(THE EXERCISE): Your task is to repeat the listing exactly.

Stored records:
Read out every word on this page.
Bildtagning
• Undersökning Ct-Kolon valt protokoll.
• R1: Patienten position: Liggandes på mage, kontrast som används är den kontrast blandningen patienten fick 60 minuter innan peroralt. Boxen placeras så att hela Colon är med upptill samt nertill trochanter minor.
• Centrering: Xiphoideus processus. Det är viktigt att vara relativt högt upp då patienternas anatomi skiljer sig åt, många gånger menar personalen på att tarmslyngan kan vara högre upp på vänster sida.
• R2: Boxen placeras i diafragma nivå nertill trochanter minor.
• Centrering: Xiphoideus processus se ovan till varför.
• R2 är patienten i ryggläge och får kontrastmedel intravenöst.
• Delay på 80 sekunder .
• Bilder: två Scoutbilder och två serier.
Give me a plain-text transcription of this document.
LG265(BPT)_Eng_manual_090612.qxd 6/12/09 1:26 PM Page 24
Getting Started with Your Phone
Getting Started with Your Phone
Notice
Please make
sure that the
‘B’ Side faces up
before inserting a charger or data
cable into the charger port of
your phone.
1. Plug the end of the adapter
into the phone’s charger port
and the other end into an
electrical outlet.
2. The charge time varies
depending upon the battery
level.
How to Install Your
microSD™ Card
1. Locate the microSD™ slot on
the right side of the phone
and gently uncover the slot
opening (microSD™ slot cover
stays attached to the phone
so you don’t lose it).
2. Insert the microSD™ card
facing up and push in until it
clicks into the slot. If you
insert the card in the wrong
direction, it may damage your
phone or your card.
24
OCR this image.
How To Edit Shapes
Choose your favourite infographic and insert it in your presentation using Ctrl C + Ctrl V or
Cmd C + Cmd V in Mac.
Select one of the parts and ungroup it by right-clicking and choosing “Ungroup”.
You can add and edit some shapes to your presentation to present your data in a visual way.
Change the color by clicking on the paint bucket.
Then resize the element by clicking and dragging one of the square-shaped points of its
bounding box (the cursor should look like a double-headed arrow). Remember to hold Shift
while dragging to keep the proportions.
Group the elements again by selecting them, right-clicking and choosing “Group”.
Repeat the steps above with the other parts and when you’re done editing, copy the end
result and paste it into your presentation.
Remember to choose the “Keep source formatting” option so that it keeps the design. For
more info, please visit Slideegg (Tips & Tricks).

(RESULT OF THIS TASK):
Read out every word on this page.
Bildtagning
• Undersökning Ct-Kolon valt protokoll.
• R1: Patienten position: Liggandes på mage, kontrast som används är den kontrast blandningen patienten fick 60 minuter innan peroralt. Boxen placeras så att hela Colon är med upptill samt nertill trochanter minor.
• Centrering: Xiphoideus processus. Det är viktigt att vara relativt högt upp då patienternas anatomi skiljer sig åt, många gånger menar personalen på att tarmslyngan kan vara högre upp på vänster sida.
• R2: Boxen placeras i diafragma nivå nertill trochanter minor.
• Centrering: Xiphoideus processus se ovan till varför.
• R2 är patienten i ryggläge och får kontrastmedel intravenöst.
• Delay på 80 sekunder .
• Bilder: två Scoutbilder och två serier.
Give me a plain-text transcription of this document.
LG265(BPT)_Eng_manual_090612.qxd 6/12/09 1:26 PM Page 24
Getting Started with Your Phone
Getting Started with Your Phone
Notice
Please make
sure that the
‘B’ Side faces up
before inserting a charger or data
cable into the charger port of
your phone.
1. Plug the end of the adapter
into the phone’s charger port
and the other end into an
electrical outlet.
2. The charge time varies
depending upon the battery
level.
How to Install Your
microSD™ Card
1. Locate the microSD™ slot on
the right side of the phone
and gently uncover the slot
opening (microSD™ slot cover
stays attached to the phone
so you don’t lose it).
2. Insert the microSD™ card
facing up and push in until it
clicks into the slot. If you
insert the card in the wrong
direction, it may damage your
phone or your card.
24
OCR this image.
How To Edit Shapes
Choose your favourite infographic and insert it in your presentation using Ctrl C + Ctrl V or
Cmd C + Cmd V in Mac.
Select one of the parts and ungroup it by right-clicking and choosing “Ungroup”.
You can add and edit some shapes to your presentation to present your data in a visual way.
Change the color by clicking on the paint bucket.
Then resize the element by clicking and dragging one of the square-shaped points of its
bounding box (the cursor should look like a double-headed arrow). Remember to hold Shift
while dragging to keep the proportions.
Group the elements again by selecting them, right-clicking and choosing “Group”.
Repeat the steps above with the other parts and when you’re done editing, copy the end
result and paste it into your presentation.
Remember to choose the “Keep source formatting” option so that it keeps the design. For
more info, please visit Slideegg (Tips & Tricks).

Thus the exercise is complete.